_WHAT YOU SHOULD DO_
When scanning the data, count every line with "Methylation" in it, and report only the resulting number.
───── DATASET CONTENT
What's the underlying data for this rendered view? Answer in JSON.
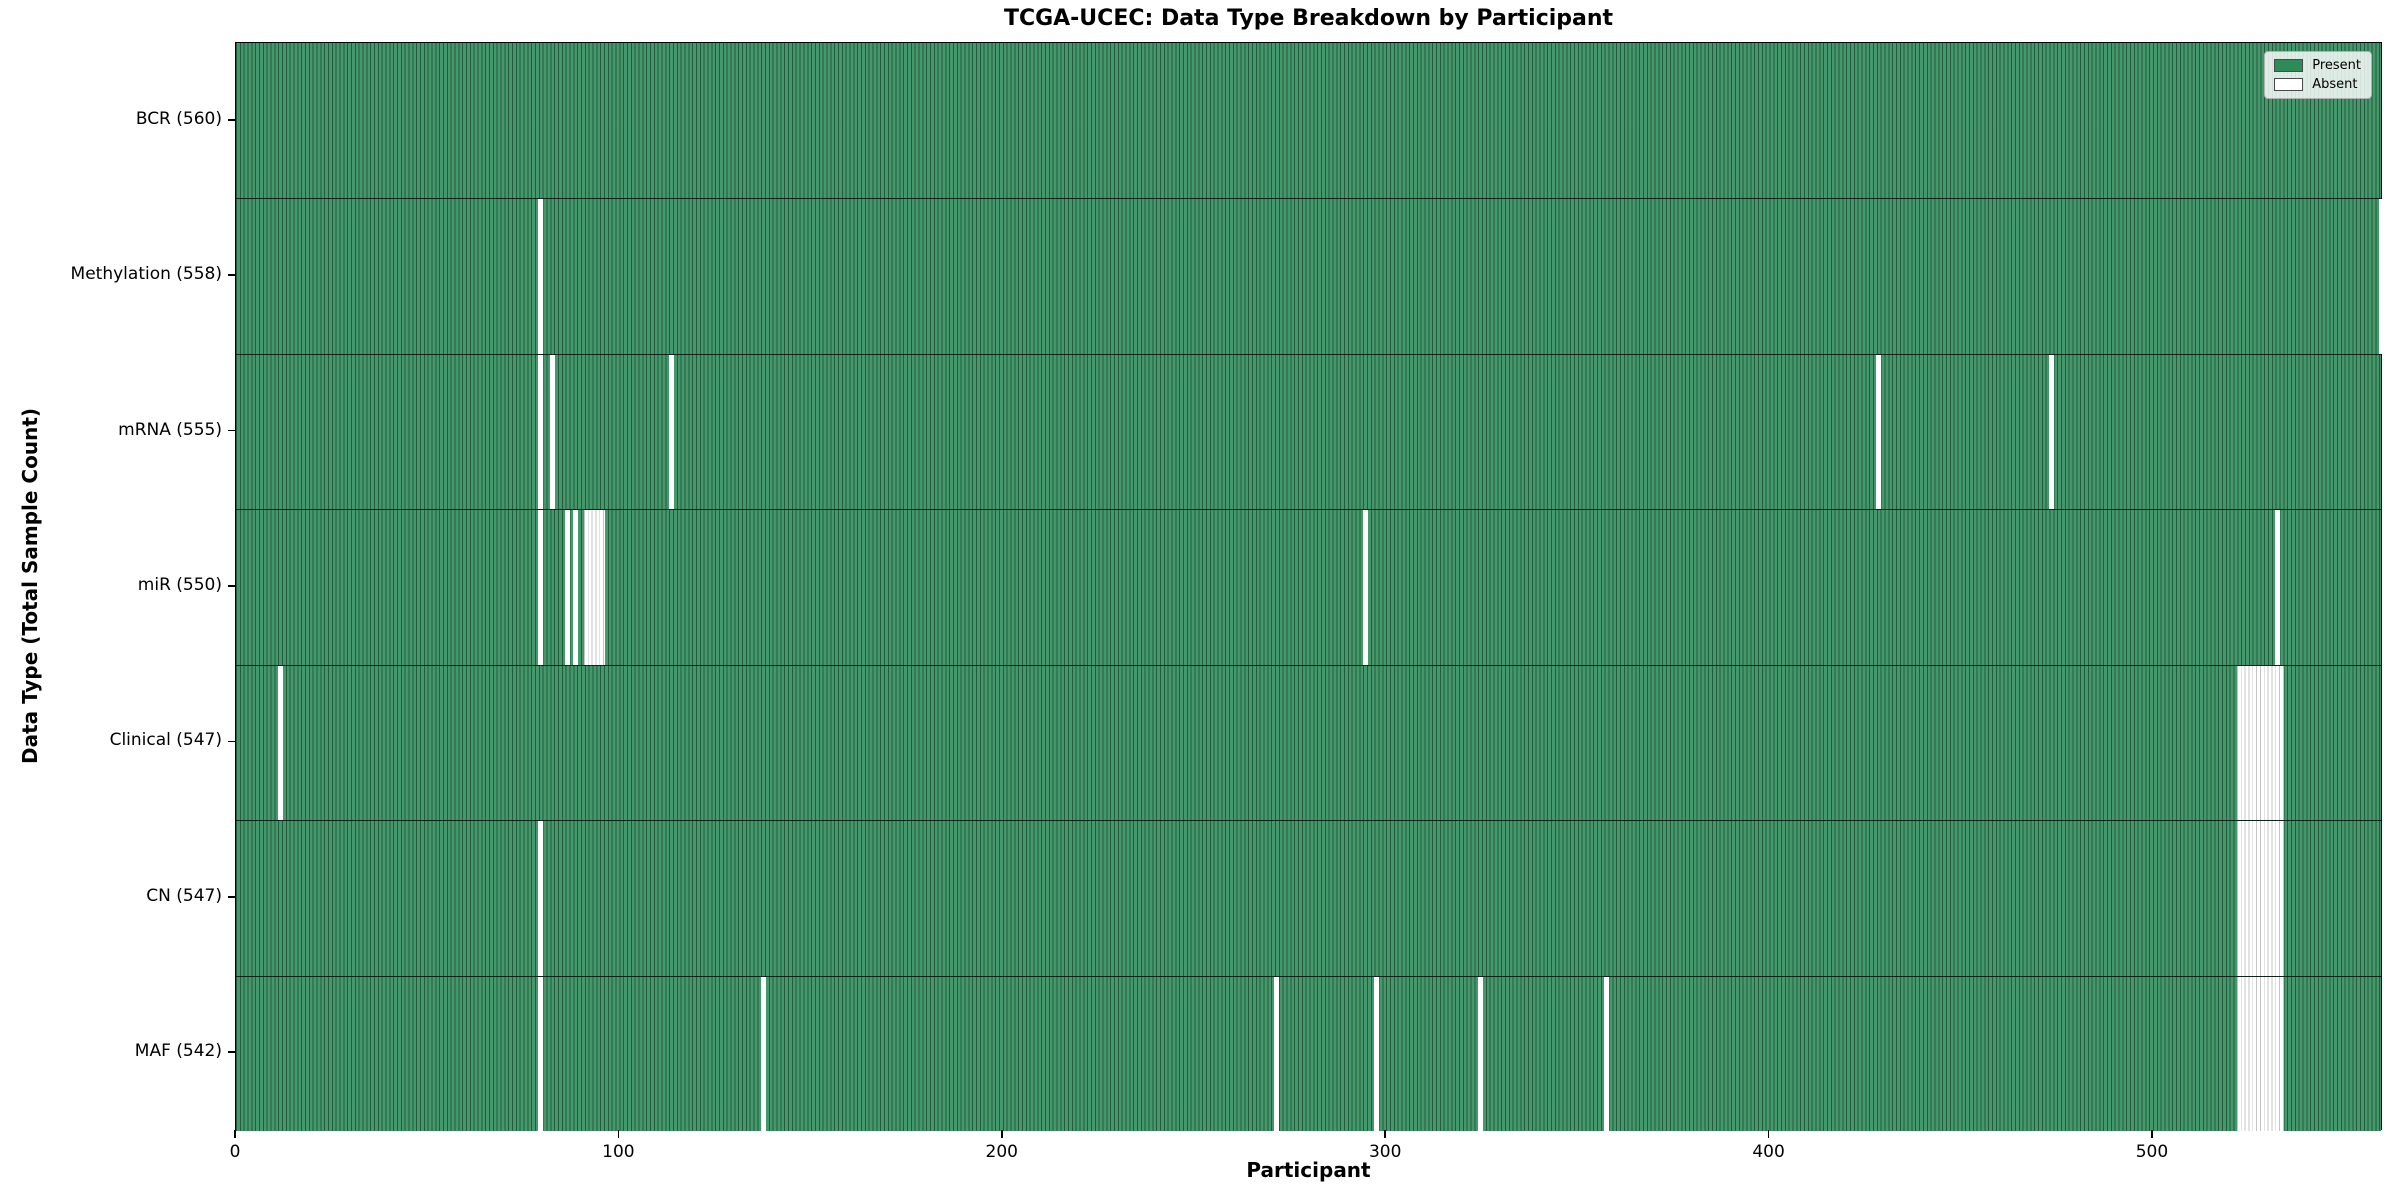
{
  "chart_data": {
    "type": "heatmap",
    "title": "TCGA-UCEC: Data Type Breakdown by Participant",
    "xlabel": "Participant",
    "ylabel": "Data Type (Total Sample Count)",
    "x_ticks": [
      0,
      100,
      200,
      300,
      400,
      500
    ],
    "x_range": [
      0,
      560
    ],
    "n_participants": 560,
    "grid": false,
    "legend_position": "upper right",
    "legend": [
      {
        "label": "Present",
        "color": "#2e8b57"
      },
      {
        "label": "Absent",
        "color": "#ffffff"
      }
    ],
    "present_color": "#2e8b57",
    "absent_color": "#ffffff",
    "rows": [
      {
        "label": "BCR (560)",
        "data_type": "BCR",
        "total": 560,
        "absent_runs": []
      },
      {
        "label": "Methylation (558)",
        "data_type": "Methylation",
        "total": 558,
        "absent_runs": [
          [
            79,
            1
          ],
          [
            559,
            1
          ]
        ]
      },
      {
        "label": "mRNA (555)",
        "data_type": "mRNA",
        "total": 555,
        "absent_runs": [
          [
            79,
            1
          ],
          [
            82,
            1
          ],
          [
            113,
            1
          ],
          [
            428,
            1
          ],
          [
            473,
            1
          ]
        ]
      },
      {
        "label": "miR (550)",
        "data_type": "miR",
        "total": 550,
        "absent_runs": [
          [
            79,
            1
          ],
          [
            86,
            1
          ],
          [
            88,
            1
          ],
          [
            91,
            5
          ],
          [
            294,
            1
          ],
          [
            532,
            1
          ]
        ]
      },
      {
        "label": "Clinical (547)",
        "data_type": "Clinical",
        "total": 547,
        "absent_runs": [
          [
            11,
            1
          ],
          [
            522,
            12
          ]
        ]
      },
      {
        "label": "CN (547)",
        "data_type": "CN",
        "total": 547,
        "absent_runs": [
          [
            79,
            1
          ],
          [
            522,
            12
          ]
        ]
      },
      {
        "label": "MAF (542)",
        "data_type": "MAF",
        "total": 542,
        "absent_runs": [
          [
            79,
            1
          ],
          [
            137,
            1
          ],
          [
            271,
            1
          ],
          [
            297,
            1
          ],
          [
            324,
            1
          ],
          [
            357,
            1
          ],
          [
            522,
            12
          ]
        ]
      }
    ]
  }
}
──────────
_SOLUTION BELOW_
2